- **DIRECTIONS**
State only how many lines contain the string "asynchronous".

- **ENTRIES**
┄┄┄┄┄┄

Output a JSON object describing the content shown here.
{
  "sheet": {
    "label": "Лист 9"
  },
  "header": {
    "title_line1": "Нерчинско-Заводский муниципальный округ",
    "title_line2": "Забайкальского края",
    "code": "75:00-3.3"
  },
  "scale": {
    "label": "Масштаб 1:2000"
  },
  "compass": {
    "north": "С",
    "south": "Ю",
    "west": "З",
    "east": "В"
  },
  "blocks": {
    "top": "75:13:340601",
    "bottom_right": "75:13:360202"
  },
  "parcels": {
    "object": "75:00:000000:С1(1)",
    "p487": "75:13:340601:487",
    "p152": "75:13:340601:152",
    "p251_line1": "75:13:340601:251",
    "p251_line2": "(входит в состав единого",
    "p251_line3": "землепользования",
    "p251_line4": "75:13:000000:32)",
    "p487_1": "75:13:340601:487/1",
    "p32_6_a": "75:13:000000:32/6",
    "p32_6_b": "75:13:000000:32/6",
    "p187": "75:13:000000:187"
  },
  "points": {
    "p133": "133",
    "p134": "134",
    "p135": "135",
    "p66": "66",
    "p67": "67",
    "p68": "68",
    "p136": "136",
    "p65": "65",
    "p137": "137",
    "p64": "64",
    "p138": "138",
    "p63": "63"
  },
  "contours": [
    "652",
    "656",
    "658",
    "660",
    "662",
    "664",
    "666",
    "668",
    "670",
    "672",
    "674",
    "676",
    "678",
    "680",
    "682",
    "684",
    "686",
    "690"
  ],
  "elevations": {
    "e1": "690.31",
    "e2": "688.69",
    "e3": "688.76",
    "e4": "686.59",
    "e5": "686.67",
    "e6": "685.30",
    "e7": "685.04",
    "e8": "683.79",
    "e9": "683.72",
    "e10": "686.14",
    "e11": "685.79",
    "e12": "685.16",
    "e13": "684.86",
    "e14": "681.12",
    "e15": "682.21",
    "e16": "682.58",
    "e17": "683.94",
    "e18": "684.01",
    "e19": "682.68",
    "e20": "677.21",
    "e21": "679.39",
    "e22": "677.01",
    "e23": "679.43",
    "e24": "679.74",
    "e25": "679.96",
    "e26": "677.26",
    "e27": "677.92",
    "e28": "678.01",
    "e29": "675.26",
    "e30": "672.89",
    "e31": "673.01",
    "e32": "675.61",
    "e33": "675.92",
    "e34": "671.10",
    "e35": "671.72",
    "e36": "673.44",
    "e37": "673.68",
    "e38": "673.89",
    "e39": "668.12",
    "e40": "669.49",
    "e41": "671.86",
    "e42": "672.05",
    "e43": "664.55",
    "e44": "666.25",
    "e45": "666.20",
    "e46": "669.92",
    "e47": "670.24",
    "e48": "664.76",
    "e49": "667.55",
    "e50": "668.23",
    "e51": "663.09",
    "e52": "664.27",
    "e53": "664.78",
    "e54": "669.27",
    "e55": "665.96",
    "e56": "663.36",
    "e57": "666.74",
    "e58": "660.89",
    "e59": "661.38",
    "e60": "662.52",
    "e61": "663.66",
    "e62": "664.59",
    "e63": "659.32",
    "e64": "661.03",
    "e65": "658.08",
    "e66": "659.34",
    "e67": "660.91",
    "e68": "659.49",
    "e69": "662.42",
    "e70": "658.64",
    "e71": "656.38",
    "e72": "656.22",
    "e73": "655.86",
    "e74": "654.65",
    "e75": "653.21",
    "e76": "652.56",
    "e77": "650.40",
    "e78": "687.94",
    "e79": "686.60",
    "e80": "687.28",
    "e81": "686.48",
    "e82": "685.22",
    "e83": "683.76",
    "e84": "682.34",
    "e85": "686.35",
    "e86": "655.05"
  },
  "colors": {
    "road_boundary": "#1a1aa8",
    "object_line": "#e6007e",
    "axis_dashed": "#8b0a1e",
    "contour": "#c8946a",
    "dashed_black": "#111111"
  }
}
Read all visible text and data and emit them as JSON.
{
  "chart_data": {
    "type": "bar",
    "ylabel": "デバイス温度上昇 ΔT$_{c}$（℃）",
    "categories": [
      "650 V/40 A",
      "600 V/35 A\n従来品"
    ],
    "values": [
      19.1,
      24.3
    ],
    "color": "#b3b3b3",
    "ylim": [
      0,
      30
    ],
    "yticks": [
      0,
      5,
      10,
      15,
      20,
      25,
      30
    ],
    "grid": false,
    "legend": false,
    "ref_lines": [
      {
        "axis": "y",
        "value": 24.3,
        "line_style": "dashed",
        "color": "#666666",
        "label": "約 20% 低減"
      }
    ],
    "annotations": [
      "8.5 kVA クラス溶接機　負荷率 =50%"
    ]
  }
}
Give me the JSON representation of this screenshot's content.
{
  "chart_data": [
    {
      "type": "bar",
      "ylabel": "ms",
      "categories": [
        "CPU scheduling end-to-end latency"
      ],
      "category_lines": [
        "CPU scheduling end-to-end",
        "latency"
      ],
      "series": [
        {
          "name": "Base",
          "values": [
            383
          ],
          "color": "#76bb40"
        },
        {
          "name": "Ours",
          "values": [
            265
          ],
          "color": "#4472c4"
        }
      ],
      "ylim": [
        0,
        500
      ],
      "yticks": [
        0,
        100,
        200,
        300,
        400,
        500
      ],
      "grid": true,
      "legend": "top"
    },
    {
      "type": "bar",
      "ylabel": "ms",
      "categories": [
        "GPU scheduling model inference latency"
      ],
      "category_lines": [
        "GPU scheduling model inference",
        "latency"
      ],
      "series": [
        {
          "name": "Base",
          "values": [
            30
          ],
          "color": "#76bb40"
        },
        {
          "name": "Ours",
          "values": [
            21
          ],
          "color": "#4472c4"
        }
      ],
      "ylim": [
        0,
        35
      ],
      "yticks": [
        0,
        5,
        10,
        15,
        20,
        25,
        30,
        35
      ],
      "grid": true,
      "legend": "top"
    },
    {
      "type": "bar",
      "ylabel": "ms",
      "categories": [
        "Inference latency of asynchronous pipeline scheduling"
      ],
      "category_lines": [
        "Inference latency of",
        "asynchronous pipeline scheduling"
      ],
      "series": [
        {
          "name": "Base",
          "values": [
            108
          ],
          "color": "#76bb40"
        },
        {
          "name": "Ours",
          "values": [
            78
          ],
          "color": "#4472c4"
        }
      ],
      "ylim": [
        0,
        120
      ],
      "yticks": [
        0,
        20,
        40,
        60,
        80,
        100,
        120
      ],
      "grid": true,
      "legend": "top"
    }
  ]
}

┄┄┄┄┄┄

- **OUTPUT OF THE TASK**
2